(Data records)
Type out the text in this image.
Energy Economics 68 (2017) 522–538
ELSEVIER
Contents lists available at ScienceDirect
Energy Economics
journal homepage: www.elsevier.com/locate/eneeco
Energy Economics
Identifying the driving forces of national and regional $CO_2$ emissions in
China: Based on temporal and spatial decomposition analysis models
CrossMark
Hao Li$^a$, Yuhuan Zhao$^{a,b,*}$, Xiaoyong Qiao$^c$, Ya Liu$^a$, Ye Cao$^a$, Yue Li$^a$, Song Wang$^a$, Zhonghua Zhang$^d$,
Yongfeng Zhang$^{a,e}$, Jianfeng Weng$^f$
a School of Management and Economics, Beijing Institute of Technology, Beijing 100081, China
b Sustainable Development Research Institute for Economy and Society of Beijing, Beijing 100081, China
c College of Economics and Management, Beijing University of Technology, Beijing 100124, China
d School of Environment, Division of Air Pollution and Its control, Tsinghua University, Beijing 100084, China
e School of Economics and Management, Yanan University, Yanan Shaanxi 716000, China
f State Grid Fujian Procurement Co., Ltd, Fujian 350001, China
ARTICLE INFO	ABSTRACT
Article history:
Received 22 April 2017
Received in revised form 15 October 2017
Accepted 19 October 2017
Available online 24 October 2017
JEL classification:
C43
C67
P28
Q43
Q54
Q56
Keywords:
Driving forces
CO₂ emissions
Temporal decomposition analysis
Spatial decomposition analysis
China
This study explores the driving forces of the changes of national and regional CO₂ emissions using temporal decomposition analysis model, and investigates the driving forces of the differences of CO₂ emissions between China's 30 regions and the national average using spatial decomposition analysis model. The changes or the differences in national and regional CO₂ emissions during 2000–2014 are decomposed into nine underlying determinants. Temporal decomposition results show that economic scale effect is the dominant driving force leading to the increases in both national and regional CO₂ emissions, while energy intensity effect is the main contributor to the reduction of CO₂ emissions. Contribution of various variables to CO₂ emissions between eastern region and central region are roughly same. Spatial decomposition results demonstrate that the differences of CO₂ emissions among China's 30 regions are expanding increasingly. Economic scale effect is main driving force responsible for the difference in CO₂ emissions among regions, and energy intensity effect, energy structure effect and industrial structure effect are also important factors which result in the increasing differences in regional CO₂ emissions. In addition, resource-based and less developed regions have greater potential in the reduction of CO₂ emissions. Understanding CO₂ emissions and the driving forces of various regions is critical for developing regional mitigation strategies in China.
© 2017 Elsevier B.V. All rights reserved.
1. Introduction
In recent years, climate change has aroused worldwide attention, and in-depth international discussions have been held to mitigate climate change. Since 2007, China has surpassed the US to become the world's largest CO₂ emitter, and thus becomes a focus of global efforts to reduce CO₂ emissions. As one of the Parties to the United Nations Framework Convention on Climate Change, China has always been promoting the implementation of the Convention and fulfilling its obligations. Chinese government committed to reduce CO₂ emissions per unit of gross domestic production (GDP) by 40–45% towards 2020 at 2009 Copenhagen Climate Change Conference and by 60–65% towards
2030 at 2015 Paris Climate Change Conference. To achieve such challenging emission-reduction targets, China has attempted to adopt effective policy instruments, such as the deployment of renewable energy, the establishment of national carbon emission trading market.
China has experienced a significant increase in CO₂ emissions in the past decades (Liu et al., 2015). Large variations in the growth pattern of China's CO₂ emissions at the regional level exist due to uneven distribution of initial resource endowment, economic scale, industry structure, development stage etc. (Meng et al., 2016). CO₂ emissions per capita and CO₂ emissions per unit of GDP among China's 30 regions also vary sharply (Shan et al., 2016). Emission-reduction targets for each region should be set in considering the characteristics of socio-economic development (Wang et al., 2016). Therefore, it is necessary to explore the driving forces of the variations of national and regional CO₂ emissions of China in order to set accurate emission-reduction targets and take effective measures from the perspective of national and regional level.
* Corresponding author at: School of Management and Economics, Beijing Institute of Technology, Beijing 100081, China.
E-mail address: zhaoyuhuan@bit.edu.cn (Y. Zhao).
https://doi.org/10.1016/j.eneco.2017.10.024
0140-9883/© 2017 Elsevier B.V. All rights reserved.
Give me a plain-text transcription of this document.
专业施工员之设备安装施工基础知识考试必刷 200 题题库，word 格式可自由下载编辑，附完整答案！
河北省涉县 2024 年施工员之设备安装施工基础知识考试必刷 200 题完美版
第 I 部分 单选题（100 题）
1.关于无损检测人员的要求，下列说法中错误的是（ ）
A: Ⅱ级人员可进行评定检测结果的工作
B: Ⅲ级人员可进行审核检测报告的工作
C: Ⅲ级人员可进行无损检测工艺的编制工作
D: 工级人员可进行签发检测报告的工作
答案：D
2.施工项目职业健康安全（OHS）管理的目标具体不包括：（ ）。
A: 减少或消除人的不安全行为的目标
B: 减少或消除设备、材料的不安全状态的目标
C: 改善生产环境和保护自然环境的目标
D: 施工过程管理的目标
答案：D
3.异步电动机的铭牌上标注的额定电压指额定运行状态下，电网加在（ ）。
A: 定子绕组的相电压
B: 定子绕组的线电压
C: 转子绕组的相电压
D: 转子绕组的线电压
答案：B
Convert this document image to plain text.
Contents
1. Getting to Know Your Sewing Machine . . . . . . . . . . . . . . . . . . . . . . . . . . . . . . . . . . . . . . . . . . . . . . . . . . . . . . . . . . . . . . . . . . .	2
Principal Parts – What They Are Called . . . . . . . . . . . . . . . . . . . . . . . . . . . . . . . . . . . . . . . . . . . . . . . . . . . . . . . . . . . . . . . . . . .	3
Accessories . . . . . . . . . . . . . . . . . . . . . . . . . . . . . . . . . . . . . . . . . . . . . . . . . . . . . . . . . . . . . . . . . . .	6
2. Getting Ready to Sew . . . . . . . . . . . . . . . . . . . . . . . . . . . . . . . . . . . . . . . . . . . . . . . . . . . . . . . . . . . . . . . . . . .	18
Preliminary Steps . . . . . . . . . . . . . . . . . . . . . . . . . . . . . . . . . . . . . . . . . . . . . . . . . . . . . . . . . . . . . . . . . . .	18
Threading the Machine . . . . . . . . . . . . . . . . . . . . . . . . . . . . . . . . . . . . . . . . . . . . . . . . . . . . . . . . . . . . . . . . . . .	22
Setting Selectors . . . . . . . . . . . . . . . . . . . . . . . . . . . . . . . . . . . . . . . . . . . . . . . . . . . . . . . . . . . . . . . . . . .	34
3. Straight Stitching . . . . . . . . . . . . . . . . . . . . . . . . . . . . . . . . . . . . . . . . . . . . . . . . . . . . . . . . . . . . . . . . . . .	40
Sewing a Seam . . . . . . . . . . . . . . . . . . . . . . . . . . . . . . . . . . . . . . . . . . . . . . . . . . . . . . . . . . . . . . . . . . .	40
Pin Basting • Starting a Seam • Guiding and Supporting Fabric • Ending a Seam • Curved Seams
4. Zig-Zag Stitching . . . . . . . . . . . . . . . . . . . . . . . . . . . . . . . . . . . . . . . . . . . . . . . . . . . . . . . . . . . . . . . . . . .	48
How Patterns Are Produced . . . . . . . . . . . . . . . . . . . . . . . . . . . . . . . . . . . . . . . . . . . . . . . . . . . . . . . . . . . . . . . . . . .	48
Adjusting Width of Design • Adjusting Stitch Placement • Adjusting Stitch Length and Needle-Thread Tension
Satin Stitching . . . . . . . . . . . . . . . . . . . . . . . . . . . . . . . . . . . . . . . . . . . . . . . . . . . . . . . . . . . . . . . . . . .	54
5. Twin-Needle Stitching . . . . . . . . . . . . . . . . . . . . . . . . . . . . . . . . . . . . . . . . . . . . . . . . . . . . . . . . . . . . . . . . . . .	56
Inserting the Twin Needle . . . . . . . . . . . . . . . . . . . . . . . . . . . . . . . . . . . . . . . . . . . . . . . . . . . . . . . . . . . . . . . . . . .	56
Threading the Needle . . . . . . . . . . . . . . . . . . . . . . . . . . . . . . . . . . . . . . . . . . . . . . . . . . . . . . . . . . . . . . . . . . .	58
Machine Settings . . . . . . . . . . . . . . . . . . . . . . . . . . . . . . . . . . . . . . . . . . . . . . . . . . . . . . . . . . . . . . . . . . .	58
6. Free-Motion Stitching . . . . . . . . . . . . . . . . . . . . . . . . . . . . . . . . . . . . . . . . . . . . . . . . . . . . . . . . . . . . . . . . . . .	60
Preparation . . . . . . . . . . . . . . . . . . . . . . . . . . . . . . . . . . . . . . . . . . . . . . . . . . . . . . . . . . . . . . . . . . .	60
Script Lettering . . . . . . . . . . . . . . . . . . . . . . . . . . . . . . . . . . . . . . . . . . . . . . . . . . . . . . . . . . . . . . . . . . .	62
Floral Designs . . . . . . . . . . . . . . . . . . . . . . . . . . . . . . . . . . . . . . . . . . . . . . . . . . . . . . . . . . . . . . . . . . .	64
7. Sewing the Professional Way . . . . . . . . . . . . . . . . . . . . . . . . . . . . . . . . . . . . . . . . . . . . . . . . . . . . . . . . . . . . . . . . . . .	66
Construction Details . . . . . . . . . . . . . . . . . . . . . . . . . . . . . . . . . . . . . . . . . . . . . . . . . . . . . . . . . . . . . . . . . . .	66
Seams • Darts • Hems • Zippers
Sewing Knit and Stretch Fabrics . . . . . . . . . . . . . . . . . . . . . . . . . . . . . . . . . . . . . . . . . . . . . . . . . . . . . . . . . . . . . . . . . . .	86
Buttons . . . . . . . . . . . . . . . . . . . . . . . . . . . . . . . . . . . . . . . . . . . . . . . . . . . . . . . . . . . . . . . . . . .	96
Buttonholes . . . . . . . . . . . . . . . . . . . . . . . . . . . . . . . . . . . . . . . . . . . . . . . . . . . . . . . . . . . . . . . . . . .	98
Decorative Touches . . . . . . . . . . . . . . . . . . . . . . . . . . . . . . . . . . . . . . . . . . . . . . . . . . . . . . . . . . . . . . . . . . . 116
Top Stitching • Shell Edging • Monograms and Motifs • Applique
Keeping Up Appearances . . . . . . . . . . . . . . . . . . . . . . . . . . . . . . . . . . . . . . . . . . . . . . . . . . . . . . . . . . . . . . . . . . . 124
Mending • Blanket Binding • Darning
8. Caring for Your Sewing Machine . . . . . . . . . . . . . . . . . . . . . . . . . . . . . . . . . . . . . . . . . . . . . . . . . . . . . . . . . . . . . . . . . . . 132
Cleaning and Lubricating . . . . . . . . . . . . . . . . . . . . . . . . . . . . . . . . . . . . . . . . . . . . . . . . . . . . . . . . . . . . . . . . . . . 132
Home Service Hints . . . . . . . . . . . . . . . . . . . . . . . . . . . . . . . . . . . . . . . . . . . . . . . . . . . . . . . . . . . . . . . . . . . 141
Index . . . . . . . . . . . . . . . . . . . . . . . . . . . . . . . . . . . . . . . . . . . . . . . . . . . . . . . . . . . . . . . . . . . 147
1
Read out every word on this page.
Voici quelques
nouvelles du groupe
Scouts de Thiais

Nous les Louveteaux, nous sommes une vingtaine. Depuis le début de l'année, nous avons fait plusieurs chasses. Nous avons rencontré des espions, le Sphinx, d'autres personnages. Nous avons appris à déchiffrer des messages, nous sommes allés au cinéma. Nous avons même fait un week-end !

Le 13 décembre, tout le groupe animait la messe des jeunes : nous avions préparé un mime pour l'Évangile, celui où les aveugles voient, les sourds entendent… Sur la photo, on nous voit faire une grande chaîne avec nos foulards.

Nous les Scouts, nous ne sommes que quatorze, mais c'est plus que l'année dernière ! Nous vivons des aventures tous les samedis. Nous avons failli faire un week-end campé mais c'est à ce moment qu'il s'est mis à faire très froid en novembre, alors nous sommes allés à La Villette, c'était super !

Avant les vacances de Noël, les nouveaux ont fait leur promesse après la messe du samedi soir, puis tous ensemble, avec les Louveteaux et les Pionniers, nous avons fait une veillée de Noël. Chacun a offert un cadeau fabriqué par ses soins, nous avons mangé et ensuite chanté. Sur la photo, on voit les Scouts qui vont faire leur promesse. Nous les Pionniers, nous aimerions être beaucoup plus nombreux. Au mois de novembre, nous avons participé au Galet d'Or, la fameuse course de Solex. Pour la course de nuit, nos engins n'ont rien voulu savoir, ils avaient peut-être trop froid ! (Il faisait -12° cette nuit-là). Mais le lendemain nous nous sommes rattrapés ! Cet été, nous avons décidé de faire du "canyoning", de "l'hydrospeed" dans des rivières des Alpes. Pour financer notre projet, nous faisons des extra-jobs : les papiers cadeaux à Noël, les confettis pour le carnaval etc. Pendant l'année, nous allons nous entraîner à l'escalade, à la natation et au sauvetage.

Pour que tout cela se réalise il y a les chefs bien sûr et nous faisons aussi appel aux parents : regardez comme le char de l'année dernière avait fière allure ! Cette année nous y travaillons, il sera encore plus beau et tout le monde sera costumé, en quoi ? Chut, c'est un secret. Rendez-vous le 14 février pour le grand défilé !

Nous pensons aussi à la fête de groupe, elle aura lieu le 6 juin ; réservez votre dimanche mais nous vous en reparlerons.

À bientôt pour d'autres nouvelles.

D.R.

## Challenge
Tally the lines in this data that hold the word "autres" and state only the count.

## Output below
2